'''

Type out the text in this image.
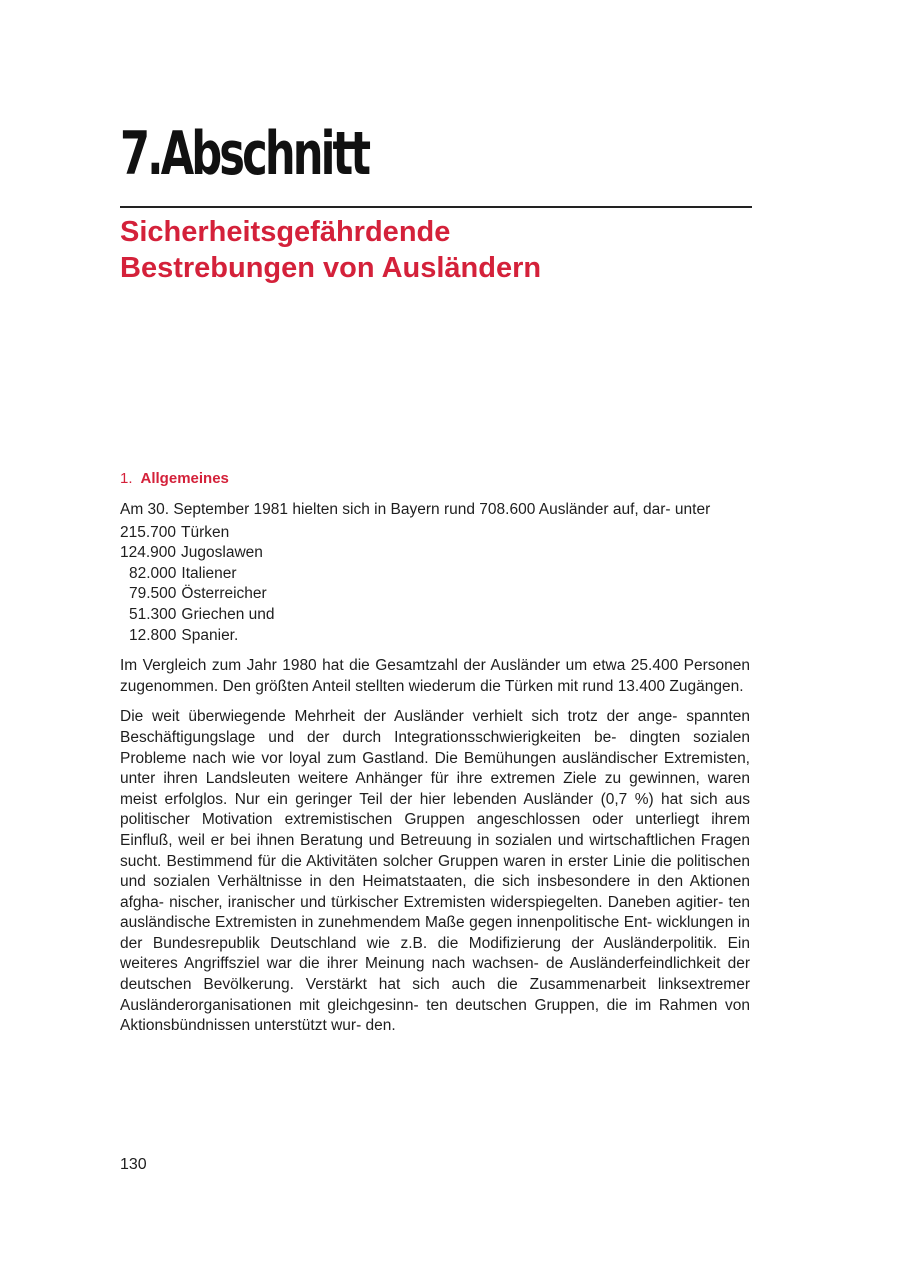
7.Abschnitt
Sicherheitsgefährdende
Bestrebungen von Ausländern
1. Allgemeines

Am 30. September 1981 hielten sich in Bayern rund 708.600 Ausländer auf, dar- unter

215.700 Türken
124.900 Jugoslawen
82.000 Italiener
79.500 Österreicher
51.300 Griechen und
12.800 Spanier.

Im Vergleich zum Jahr 1980 hat die Gesamtzahl der Ausländer um etwa 25.400 Personen zugenommen. Den größten Anteil stellten wiederum die Türken mit rund 13.400 Zugängen.

Die weit überwiegende Mehrheit der Ausländer verhielt sich trotz der ange- spannten Beschäftigungslage und der durch Integrationsschwierigkeiten be- dingten sozialen Probleme nach wie vor loyal zum Gastland. Die Bemühungen ausländischer Extremisten, unter ihren Landsleuten weitere Anhänger für ihre extremen Ziele zu gewinnen, waren meist erfolglos. Nur ein geringer Teil der hier lebenden Ausländer (0,7 %) hat sich aus politischer Motivation extremistischen Gruppen angeschlossen oder unterliegt ihrem Einfluß, weil er bei ihnen Beratung und Betreuung in sozialen und wirtschaftlichen Fragen sucht. Bestimmend für die Aktivitäten solcher Gruppen waren in erster Linie die politischen und sozialen Verhältnisse in den Heimatstaaten, die sich insbesondere in den Aktionen afgha- nischer, iranischer und türkischer Extremisten widerspiegelten. Daneben agitier- ten ausländische Extremisten in zunehmendem Maße gegen innenpolitische Ent- wicklungen in der Bundesrepublik Deutschland wie z.B. die Modifizierung der Ausländerpolitik. Ein weiteres Angriffsziel war die ihrer Meinung nach wachsen- de Ausländerfeindlichkeit der deutschen Bevölkerung. Verstärkt hat sich auch die Zusammenarbeit linksextremer Ausländerorganisationen mit gleichgesinn- ten deutschen Gruppen, die im Rahmen von Aktionsbündnissen unterstützt wur- den.

130
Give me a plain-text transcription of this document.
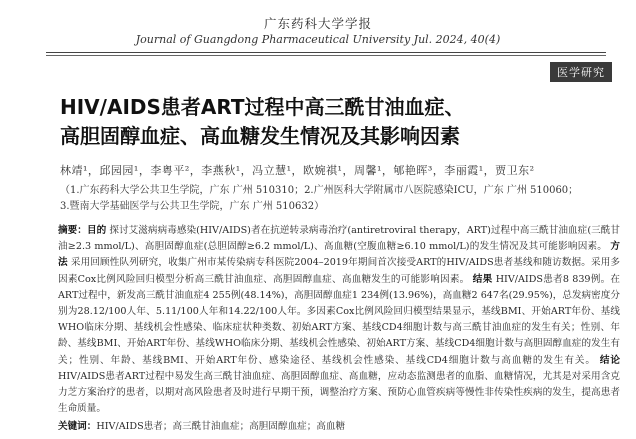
广东药科大学学报
Journal of Guangdong Pharmaceutical University Jul. 2024, 40(4)
医学研究
HIV/AIDS患者ART过程中高三酰甘油血症、
高胆固醇血症、高血糖发生情况及其影响因素
林靖¹，邱园园¹，李粤平²，李燕秋¹，冯立慧¹，欧婉祺¹，周馨¹，郇艳晖³，李丽霞¹，贾卫东²
（1.广东药科大学公共卫生学院，广东 广州 510310；2.广州医科大学附属市八医院感染ICU，广东 广州 510060；
3.暨南大学基础医学与公共卫生学院，广东 广州 510632）

摘要：目的 探讨艾滋病病毒感染(HIV/AIDS)者在抗逆转录病毒治疗(antiretroviral therapy，ART)过程中高三酰甘油血症(三酰甘油≥2.3 mmol/L)、高胆固醇血症(总胆固醇≥6.2 mmol/L)、高血糖(空腹血糖≥6.10 mmol/L)的发生情况及其可能影响因素。 方法 采用回顾性队列研究，收集广州市某传染病专科医院2004–2019年期间首次接受ART的HIV/AIDS患者基线和随访数据。采用多因素Cox比例风险回归模型分析高三酰甘油血症、高胆固醇血症、高血糖发生的可能影响因素。 结果 HIV/AIDS患者8 839例。在ART过程中，新发高三酰甘油血症4 255例(48.14%)，高胆固醇血症1 234例(13.96%)，高血糖2 647名(29.95%)，总发病密度分别为28.12/100人年、5.11/100人年和14.22/100人年。多因素Cox比例风险回归模型结果显示，基线BMI、开始ART年份、基线WHO临床分期、基线机会性感染、临床症状种类数、初始ART方案、基线CD4细胞计数与高三酰甘油血症的发生有关；性别、年龄、基线BMI、开始ART年份、基线WHO临床分期、基线机会性感染、初始ART方案、基线CD4细胞计数与高胆固醇血症的发生有关；性别、年龄、基线BMI、开始ART年份、感染途径、基线机会性感染、基线CD4细胞计数与高血糖的发生有关。 结论 HIV/AIDS患者ART过程中易发生高三酰甘油血症、高胆固醇血症、高血糖，应动态监测患者的血脂、血糖情况，尤其是对采用含克力芝方案治疗的患者，以期对高风险患者及时进行早期干预，调整治疗方案、预防心血管疾病等慢性非传染性疾病的发生，提高患者生命质量。

关键词：HIV/AIDS患者；高三酰甘油血症；高胆固醇血症；高血糖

'''

* Work to be completed: Skip every picture and transcribe the data above exactly.

* Your solution:
Type out the text in this image.
7.Abschnitt
Sicherheitsgefährdende
Bestrebungen von Ausländern
1. Allgemeines

Am 30. September 1981 hielten sich in Bayern rund 708.600 Ausländer auf, dar- unter

215.700 Türken
124.900 Jugoslawen
82.000 Italiener
79.500 Österreicher
51.300 Griechen und
12.800 Spanier.

Im Vergleich zum Jahr 1980 hat die Gesamtzahl der Ausländer um etwa 25.400 Personen zugenommen. Den größten Anteil stellten wiederum die Türken mit rund 13.400 Zugängen.

Die weit überwiegende Mehrheit der Ausländer verhielt sich trotz der ange- spannten Beschäftigungslage und der durch Integrationsschwierigkeiten be- dingten sozialen Probleme nach wie vor loyal zum Gastland. Die Bemühungen ausländischer Extremisten, unter ihren Landsleuten weitere Anhänger für ihre extremen Ziele zu gewinnen, waren meist erfolglos. Nur ein geringer Teil der hier lebenden Ausländer (0,7 %) hat sich aus politischer Motivation extremistischen Gruppen angeschlossen oder unterliegt ihrem Einfluß, weil er bei ihnen Beratung und Betreuung in sozialen und wirtschaftlichen Fragen sucht. Bestimmend für die Aktivitäten solcher Gruppen waren in erster Linie die politischen und sozialen Verhältnisse in den Heimatstaaten, die sich insbesondere in den Aktionen afgha- nischer, iranischer und türkischer Extremisten widerspiegelten. Daneben agitier- ten ausländische Extremisten in zunehmendem Maße gegen innenpolitische Ent- wicklungen in der Bundesrepublik Deutschland wie z.B. die Modifizierung der Ausländerpolitik. Ein weiteres Angriffsziel war die ihrer Meinung nach wachsen- de Ausländerfeindlichkeit der deutschen Bevölkerung. Verstärkt hat sich auch die Zusammenarbeit linksextremer Ausländerorganisationen mit gleichgesinn- ten deutschen Gruppen, die im Rahmen von Aktionsbündnissen unterstützt wur- den.

130
Give me a plain-text transcription of this document.
广东药科大学学报
Journal of Guangdong Pharmaceutical University Jul. 2024, 40(4)
医学研究
HIV/AIDS患者ART过程中高三酰甘油血症、
高胆固醇血症、高血糖发生情况及其影响因素
林靖¹，邱园园¹，李粤平²，李燕秋¹，冯立慧¹，欧婉祺¹，周馨¹，郇艳晖³，李丽霞¹，贾卫东²
（1.广东药科大学公共卫生学院，广东 广州 510310；2.广州医科大学附属市八医院感染ICU，广东 广州 510060；
3.暨南大学基础医学与公共卫生学院，广东 广州 510632）

摘要：目的 探讨艾滋病病毒感染(HIV/AIDS)者在抗逆转录病毒治疗(antiretroviral therapy，ART)过程中高三酰甘油血症(三酰甘油≥2.3 mmol/L)、高胆固醇血症(总胆固醇≥6.2 mmol/L)、高血糖(空腹血糖≥6.10 mmol/L)的发生情况及其可能影响因素。 方法 采用回顾性队列研究，收集广州市某传染病专科医院2004–2019年期间首次接受ART的HIV/AIDS患者基线和随访数据。采用多因素Cox比例风险回归模型分析高三酰甘油血症、高胆固醇血症、高血糖发生的可能影响因素。 结果 HIV/AIDS患者8 839例。在ART过程中，新发高三酰甘油血症4 255例(48.14%)，高胆固醇血症1 234例(13.96%)，高血糖2 647名(29.95%)，总发病密度分别为28.12/100人年、5.11/100人年和14.22/100人年。多因素Cox比例风险回归模型结果显示，基线BMI、开始ART年份、基线WHO临床分期、基线机会性感染、临床症状种类数、初始ART方案、基线CD4细胞计数与高三酰甘油血症的发生有关；性别、年龄、基线BMI、开始ART年份、基线WHO临床分期、基线机会性感染、初始ART方案、基线CD4细胞计数与高胆固醇血症的发生有关；性别、年龄、基线BMI、开始ART年份、感染途径、基线机会性感染、基线CD4细胞计数与高血糖的发生有关。 结论 HIV/AIDS患者ART过程中易发生高三酰甘油血症、高胆固醇血症、高血糖，应动态监测患者的血脂、血糖情况，尤其是对采用含克力芝方案治疗的患者，以期对高风险患者及时进行早期干预，调整治疗方案、预防心血管疾病等慢性非传染性疾病的发生，提高患者生命质量。

关键词：HIV/AIDS患者；高三酰甘油血症；高胆固醇血症；高血糖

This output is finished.